─── Records provided ───

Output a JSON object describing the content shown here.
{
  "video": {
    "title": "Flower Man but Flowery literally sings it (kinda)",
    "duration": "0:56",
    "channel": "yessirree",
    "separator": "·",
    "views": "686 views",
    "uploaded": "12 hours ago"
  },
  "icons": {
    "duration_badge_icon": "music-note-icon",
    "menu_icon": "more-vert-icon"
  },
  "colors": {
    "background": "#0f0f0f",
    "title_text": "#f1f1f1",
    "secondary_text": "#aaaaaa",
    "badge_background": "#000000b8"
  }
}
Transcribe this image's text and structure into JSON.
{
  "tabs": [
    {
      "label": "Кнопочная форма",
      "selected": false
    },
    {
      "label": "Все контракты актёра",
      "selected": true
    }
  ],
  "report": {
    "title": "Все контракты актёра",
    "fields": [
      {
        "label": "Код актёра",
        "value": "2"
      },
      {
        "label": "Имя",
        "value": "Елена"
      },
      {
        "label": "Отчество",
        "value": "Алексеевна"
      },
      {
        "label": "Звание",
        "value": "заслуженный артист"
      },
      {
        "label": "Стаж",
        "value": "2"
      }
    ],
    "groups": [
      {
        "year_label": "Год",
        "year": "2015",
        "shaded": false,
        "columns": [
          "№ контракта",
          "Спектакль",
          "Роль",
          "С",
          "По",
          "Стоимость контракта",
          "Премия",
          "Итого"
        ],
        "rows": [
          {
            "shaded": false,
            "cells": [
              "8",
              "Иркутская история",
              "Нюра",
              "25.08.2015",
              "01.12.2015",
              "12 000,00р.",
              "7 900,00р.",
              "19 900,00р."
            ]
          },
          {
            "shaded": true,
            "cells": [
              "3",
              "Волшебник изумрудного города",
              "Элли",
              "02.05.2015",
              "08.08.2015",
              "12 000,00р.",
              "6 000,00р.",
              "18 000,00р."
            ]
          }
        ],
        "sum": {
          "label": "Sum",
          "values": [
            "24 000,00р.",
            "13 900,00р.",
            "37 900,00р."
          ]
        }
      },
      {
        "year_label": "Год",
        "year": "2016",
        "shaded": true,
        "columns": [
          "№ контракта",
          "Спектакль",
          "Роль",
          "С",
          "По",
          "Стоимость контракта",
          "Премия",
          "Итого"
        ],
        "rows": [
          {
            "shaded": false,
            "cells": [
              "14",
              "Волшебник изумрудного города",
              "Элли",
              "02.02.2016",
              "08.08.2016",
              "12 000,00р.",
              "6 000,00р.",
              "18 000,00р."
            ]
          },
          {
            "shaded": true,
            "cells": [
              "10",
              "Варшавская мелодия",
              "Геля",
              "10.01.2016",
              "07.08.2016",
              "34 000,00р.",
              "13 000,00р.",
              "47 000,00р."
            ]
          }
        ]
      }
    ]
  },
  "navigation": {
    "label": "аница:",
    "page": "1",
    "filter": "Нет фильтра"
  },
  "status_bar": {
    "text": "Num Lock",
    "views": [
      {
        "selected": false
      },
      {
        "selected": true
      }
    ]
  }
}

───

§ **Problem statement**
Please give back all of the records exactly as written.

§ **The reply**
Output a JSON object describing the content shown here.
{
  "video": {
    "title": "Flower Man but Flowery literally sings it (kinda)",
    "duration": "0:56",
    "channel": "yessirree",
    "separator": "·",
    "views": "686 views",
    "uploaded": "12 hours ago"
  },
  "icons": {
    "duration_badge_icon": "music-note-icon",
    "menu_icon": "more-vert-icon"
  },
  "colors": {
    "background": "#0f0f0f",
    "title_text": "#f1f1f1",
    "secondary_text": "#aaaaaa",
    "badge_background": "#000000b8"
  }
}
Transcribe this image's text and structure into JSON.
{
  "tabs": [
    {
      "label": "Кнопочная форма",
      "selected": false
    },
    {
      "label": "Все контракты актёра",
      "selected": true
    }
  ],
  "report": {
    "title": "Все контракты актёра",
    "fields": [
      {
        "label": "Код актёра",
        "value": "2"
      },
      {
        "label": "Имя",
        "value": "Елена"
      },
      {
        "label": "Отчество",
        "value": "Алексеевна"
      },
      {
        "label": "Звание",
        "value": "заслуженный артист"
      },
      {
        "label": "Стаж",
        "value": "2"
      }
    ],
    "groups": [
      {
        "year_label": "Год",
        "year": "2015",
        "shaded": false,
        "columns": [
          "№ контракта",
          "Спектакль",
          "Роль",
          "С",
          "По",
          "Стоимость контракта",
          "Премия",
          "Итого"
        ],
        "rows": [
          {
            "shaded": false,
            "cells": [
              "8",
              "Иркутская история",
              "Нюра",
              "25.08.2015",
              "01.12.2015",
              "12 000,00р.",
              "7 900,00р.",
              "19 900,00р."
            ]
          },
          {
            "shaded": true,
            "cells": [
              "3",
              "Волшебник изумрудного города",
              "Элли",
              "02.05.2015",
              "08.08.2015",
              "12 000,00р.",
              "6 000,00р.",
              "18 000,00р."
            ]
          }
        ],
        "sum": {
          "label": "Sum",
          "values": [
            "24 000,00р.",
            "13 900,00р.",
            "37 900,00р."
          ]
        }
      },
      {
        "year_label": "Год",
        "year": "2016",
        "shaded": true,
        "columns": [
          "№ контракта",
          "Спектакль",
          "Роль",
          "С",
          "По",
          "Стоимость контракта",
          "Премия",
          "Итого"
        ],
        "rows": [
          {
            "shaded": false,
            "cells": [
              "14",
              "Волшебник изумрудного города",
              "Элли",
              "02.02.2016",
              "08.08.2016",
              "12 000,00р.",
              "6 000,00р.",
              "18 000,00р."
            ]
          },
          {
            "shaded": true,
            "cells": [
              "10",
              "Варшавская мелодия",
              "Геля",
              "10.01.2016",
              "07.08.2016",
              "34 000,00р.",
              "13 000,00р.",
              "47 000,00р."
            ]
          }
        ]
      }
    ]
  },
  "navigation": {
    "label": "аница:",
    "page": "1",
    "filter": "Нет фильтра"
  },
  "status_bar": {
    "text": "Num Lock",
    "views": [
      {
        "selected": false
      },
      {
        "selected": true
      }
    ]
  }
}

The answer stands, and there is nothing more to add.